● Stated exercise: From the listing below, extract each entry exactly as written, minus the images.

● Stored items from a collection:
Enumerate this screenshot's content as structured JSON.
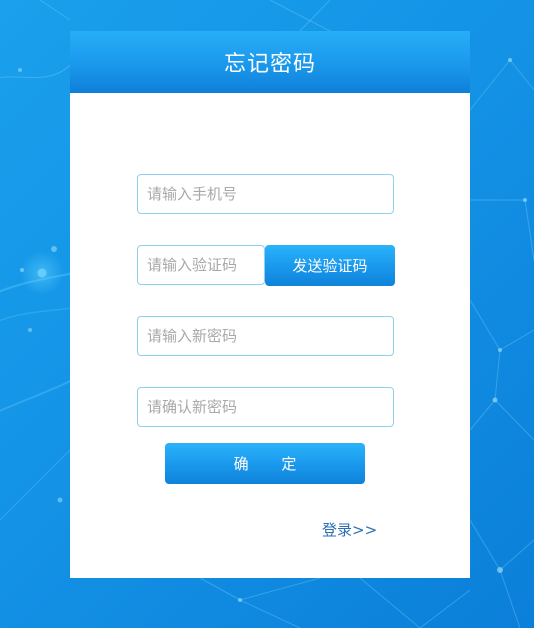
{
  "page": {
    "title": "忘记密码"
  },
  "form": {
    "phone_placeholder": "请输入手机号",
    "code_placeholder": "请输入验证码",
    "send_code_label": "发送验证码",
    "new_password_placeholder": "请输入新密码",
    "confirm_password_placeholder": "请确认新密码",
    "confirm_label": "确 定",
    "login_link": "登录>>"
  },
  "colors": {
    "accent": "#1a9bee",
    "background": "#1493e6",
    "input_border": "#8fd0ee",
    "link": "#2a6fb5"
  }
}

● Reply:
Enumerate this screenshot's content as structured JSON.
{
  "page": {
    "title": "忘记密码"
  },
  "form": {
    "phone_placeholder": "请输入手机号",
    "code_placeholder": "请输入验证码",
    "send_code_label": "发送验证码",
    "new_password_placeholder": "请输入新密码",
    "confirm_password_placeholder": "请确认新密码",
    "confirm_label": "确 定",
    "login_link": "登录>>"
  },
  "colors": {
    "accent": "#1a9bee",
    "background": "#1493e6",
    "input_border": "#8fd0ee",
    "link": "#2a6fb5"
  }
}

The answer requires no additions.